▸ What is needed:
Each entry that follows must be output without any deviation.

═══ Data to process

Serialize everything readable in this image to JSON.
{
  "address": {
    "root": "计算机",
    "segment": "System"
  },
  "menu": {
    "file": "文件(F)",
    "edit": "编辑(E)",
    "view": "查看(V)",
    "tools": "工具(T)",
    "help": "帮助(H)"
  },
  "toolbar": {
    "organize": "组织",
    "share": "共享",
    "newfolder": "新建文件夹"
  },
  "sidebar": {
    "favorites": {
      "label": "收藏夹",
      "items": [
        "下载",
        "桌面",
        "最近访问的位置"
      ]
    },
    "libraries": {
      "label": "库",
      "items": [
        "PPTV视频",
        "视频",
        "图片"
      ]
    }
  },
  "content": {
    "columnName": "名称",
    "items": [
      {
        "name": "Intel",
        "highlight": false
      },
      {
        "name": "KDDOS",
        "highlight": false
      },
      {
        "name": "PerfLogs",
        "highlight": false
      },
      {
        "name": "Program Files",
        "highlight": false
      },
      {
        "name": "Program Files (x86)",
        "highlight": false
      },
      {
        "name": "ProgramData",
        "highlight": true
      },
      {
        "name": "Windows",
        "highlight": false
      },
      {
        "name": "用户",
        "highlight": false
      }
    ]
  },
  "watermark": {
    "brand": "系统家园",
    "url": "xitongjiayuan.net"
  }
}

══════

▸ Solution to the problem:
Serialize everything readable in this image to JSON.
{
  "address": {
    "root": "计算机",
    "segment": "System"
  },
  "menu": {
    "file": "文件(F)",
    "edit": "编辑(E)",
    "view": "查看(V)",
    "tools": "工具(T)",
    "help": "帮助(H)"
  },
  "toolbar": {
    "organize": "组织",
    "share": "共享",
    "newfolder": "新建文件夹"
  },
  "sidebar": {
    "favorites": {
      "label": "收藏夹",
      "items": [
        "下载",
        "桌面",
        "最近访问的位置"
      ]
    },
    "libraries": {
      "label": "库",
      "items": [
        "PPTV视频",
        "视频",
        "图片"
      ]
    }
  },
  "content": {
    "columnName": "名称",
    "items": [
      {
        "name": "Intel",
        "highlight": false
      },
      {
        "name": "KDDOS",
        "highlight": false
      },
      {
        "name": "PerfLogs",
        "highlight": false
      },
      {
        "name": "Program Files",
        "highlight": false
      },
      {
        "name": "Program Files (x86)",
        "highlight": false
      },
      {
        "name": "ProgramData",
        "highlight": true
      },
      {
        "name": "Windows",
        "highlight": false
      },
      {
        "name": "用户",
        "highlight": false
      }
    ]
  },
  "watermark": {
    "brand": "系统家园",
    "url": "xitongjiayuan.net"
  }
}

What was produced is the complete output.